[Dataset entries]
— START —
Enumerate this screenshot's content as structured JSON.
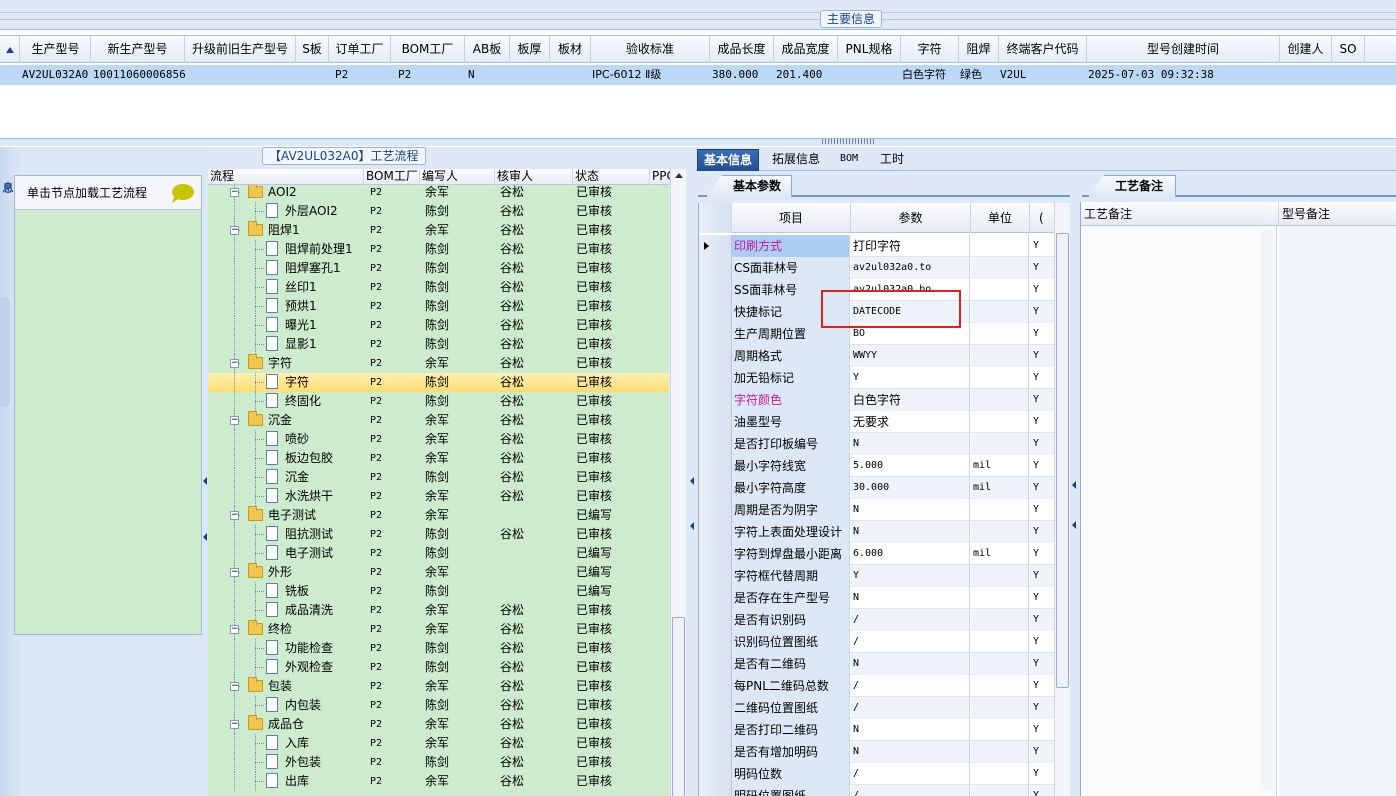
{
  "main_info": {
    "title": "主要信息",
    "columns": [
      "生产型号",
      "新生产型号",
      "升级前旧生产型号",
      "S板",
      "订单工厂",
      "BOM工厂",
      "AB板",
      "板厚",
      "板材",
      "验收标准",
      "成品长度",
      "成品宽度",
      "PNL规格",
      "字符",
      "阻焊",
      "终端客户代码",
      "型号创建时间",
      "创建人",
      "SO"
    ],
    "row": {
      "prod_model": "AV2UL032A0",
      "new_prod_model": "10011060006856",
      "order_factory": "P2",
      "bom_factory": "P2",
      "ab_board": "N",
      "standard": "IPC-6012 Ⅱ级",
      "length": "380.000",
      "width": "201.400",
      "char": "白色字符",
      "solder": "绿色",
      "customer": "V2UL",
      "created": "2025-07-03 09:32:38"
    }
  },
  "left_panel": {
    "load_btn": "单击节点加载工艺流程",
    "vtab": "导航信息"
  },
  "process_tree": {
    "title": "【AV2UL032A0】工艺流程",
    "headers": [
      "流程",
      "BOM工厂",
      "编写人",
      "核审人",
      "状态",
      "PPC"
    ],
    "rows": [
      {
        "name": "AOI2",
        "f": "P2",
        "w": "余军",
        "r": "谷松",
        "s": "已审核",
        "lvl": 0
      },
      {
        "name": "外层AOI2",
        "f": "P2",
        "w": "陈剑",
        "r": "谷松",
        "s": "已审核",
        "lvl": 1
      },
      {
        "name": "阻焊1",
        "f": "P2",
        "w": "余军",
        "r": "谷松",
        "s": "已审核",
        "lvl": 0
      },
      {
        "name": "阻焊前处理1",
        "f": "P2",
        "w": "陈剑",
        "r": "谷松",
        "s": "已审核",
        "lvl": 1
      },
      {
        "name": "阻焊塞孔1",
        "f": "P2",
        "w": "陈剑",
        "r": "谷松",
        "s": "已审核",
        "lvl": 1
      },
      {
        "name": "丝印1",
        "f": "P2",
        "w": "陈剑",
        "r": "谷松",
        "s": "已审核",
        "lvl": 1
      },
      {
        "name": "预烘1",
        "f": "P2",
        "w": "陈剑",
        "r": "谷松",
        "s": "已审核",
        "lvl": 1
      },
      {
        "name": "曝光1",
        "f": "P2",
        "w": "陈剑",
        "r": "谷松",
        "s": "已审核",
        "lvl": 1
      },
      {
        "name": "显影1",
        "f": "P2",
        "w": "陈剑",
        "r": "谷松",
        "s": "已审核",
        "lvl": 1
      },
      {
        "name": "字符",
        "f": "P2",
        "w": "余军",
        "r": "谷松",
        "s": "已审核",
        "lvl": 0
      },
      {
        "name": "字符",
        "f": "P2",
        "w": "陈剑",
        "r": "谷松",
        "s": "已审核",
        "lvl": 1,
        "sel": true
      },
      {
        "name": "终固化",
        "f": "P2",
        "w": "陈剑",
        "r": "谷松",
        "s": "已审核",
        "lvl": 1
      },
      {
        "name": "沉金",
        "f": "P2",
        "w": "余军",
        "r": "谷松",
        "s": "已审核",
        "lvl": 0
      },
      {
        "name": "喷砂",
        "f": "P2",
        "w": "余军",
        "r": "谷松",
        "s": "已审核",
        "lvl": 1
      },
      {
        "name": "板边包胶",
        "f": "P2",
        "w": "余军",
        "r": "谷松",
        "s": "已审核",
        "lvl": 1
      },
      {
        "name": "沉金",
        "f": "P2",
        "w": "陈剑",
        "r": "谷松",
        "s": "已审核",
        "lvl": 1
      },
      {
        "name": "水洗烘干",
        "f": "P2",
        "w": "余军",
        "r": "谷松",
        "s": "已审核",
        "lvl": 1
      },
      {
        "name": "电子测试",
        "f": "P2",
        "w": "余军",
        "r": "",
        "s": "已编写",
        "lvl": 0
      },
      {
        "name": "阻抗测试",
        "f": "P2",
        "w": "陈剑",
        "r": "谷松",
        "s": "已审核",
        "lvl": 1
      },
      {
        "name": "电子测试",
        "f": "P2",
        "w": "陈剑",
        "r": "",
        "s": "已编写",
        "lvl": 1
      },
      {
        "name": "外形",
        "f": "P2",
        "w": "余军",
        "r": "",
        "s": "已编写",
        "lvl": 0
      },
      {
        "name": "铣板",
        "f": "P2",
        "w": "陈剑",
        "r": "",
        "s": "已编写",
        "lvl": 1
      },
      {
        "name": "成品清洗",
        "f": "P2",
        "w": "余军",
        "r": "谷松",
        "s": "已审核",
        "lvl": 1
      },
      {
        "name": "终检",
        "f": "P2",
        "w": "余军",
        "r": "谷松",
        "s": "已审核",
        "lvl": 0
      },
      {
        "name": "功能检查",
        "f": "P2",
        "w": "陈剑",
        "r": "谷松",
        "s": "已审核",
        "lvl": 1
      },
      {
        "name": "外观检查",
        "f": "P2",
        "w": "陈剑",
        "r": "谷松",
        "s": "已审核",
        "lvl": 1
      },
      {
        "name": "包装",
        "f": "P2",
        "w": "余军",
        "r": "谷松",
        "s": "已审核",
        "lvl": 0
      },
      {
        "name": "内包装",
        "f": "P2",
        "w": "陈剑",
        "r": "谷松",
        "s": "已审核",
        "lvl": 1
      },
      {
        "name": "成品仓",
        "f": "P2",
        "w": "余军",
        "r": "谷松",
        "s": "已审核",
        "lvl": 0
      },
      {
        "name": "入库",
        "f": "P2",
        "w": "余军",
        "r": "谷松",
        "s": "已审核",
        "lvl": 1
      },
      {
        "name": "外包装",
        "f": "P2",
        "w": "陈剑",
        "r": "谷松",
        "s": "已审核",
        "lvl": 1
      },
      {
        "name": "出库",
        "f": "P2",
        "w": "余军",
        "r": "谷松",
        "s": "已审核",
        "lvl": 1
      }
    ]
  },
  "detail": {
    "tabs": [
      "基本信息",
      "拓展信息",
      "BOM",
      "工时"
    ],
    "basic_params_title": "基本参数",
    "headers": [
      "项目",
      "参数",
      "单位",
      "("
    ],
    "rows": [
      {
        "item": "印刷方式",
        "val": "打印字符",
        "unit": "",
        "flag": "Y",
        "pink": true,
        "sel": true
      },
      {
        "item": "CS面菲林号",
        "val": "av2ul032a0.to",
        "unit": "",
        "flag": "Y"
      },
      {
        "item": "SS面菲林号",
        "val": "av2ul032a0.bo",
        "unit": "",
        "flag": "Y"
      },
      {
        "item": "快捷标记",
        "val": "DATECODE",
        "unit": "",
        "flag": "Y"
      },
      {
        "item": "生产周期位置",
        "val": "BO",
        "unit": "",
        "flag": "Y"
      },
      {
        "item": "周期格式",
        "val": "WWYY",
        "unit": "",
        "flag": "Y"
      },
      {
        "item": "加无铅标记",
        "val": "Y",
        "unit": "",
        "flag": "Y"
      },
      {
        "item": "字符颜色",
        "val": "白色字符",
        "unit": "",
        "flag": "Y",
        "pink": true
      },
      {
        "item": "油墨型号",
        "val": "无要求",
        "unit": "",
        "flag": "Y"
      },
      {
        "item": "是否打印板编号",
        "val": "N",
        "unit": "",
        "flag": "Y"
      },
      {
        "item": "最小字符线宽",
        "val": "5.000",
        "unit": "mil",
        "flag": "Y"
      },
      {
        "item": "最小字符高度",
        "val": "30.000",
        "unit": "mil",
        "flag": "Y"
      },
      {
        "item": "周期是否为阴字",
        "val": "N",
        "unit": "",
        "flag": "Y"
      },
      {
        "item": "字符上表面处理设计",
        "val": "N",
        "unit": "",
        "flag": "Y"
      },
      {
        "item": "字符到焊盘最小距离",
        "val": "6.000",
        "unit": "mil",
        "flag": "Y"
      },
      {
        "item": "字符框代替周期",
        "val": "Y",
        "unit": "",
        "flag": "Y"
      },
      {
        "item": "是否存在生产型号",
        "val": "N",
        "unit": "",
        "flag": "Y"
      },
      {
        "item": "是否有识别码",
        "val": "/",
        "unit": "",
        "flag": "Y"
      },
      {
        "item": "识别码位置图纸",
        "val": "/",
        "unit": "",
        "flag": "Y"
      },
      {
        "item": "是否有二维码",
        "val": "N",
        "unit": "",
        "flag": "Y"
      },
      {
        "item": "每PNL二维码总数",
        "val": "/",
        "unit": "",
        "flag": "Y"
      },
      {
        "item": "二维码位置图纸",
        "val": "/",
        "unit": "",
        "flag": "Y"
      },
      {
        "item": "是否打印二维码",
        "val": "N",
        "unit": "",
        "flag": "Y"
      },
      {
        "item": "是否有增加明码",
        "val": "N",
        "unit": "",
        "flag": "Y"
      },
      {
        "item": "明码位数",
        "val": "/",
        "unit": "",
        "flag": "Y"
      },
      {
        "item": "明码位置图纸",
        "val": "/",
        "unit": "",
        "flag": "Y"
      }
    ]
  },
  "remarks": {
    "title": "工艺备注",
    "col1": "工艺备注",
    "col2": "型号备注"
  },
  "colors": {
    "accent": "#1f4d96",
    "tree_bg": "#cdebcd",
    "highlight": "#e02020",
    "pink": "#c2189c"
  }
}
— END —
▸ The request
Locate the lines above that hold the word "true". Show every one of them.

▸ Exercise response
        "sel": true
        "pink": true,
        "sel": true
        "pink": true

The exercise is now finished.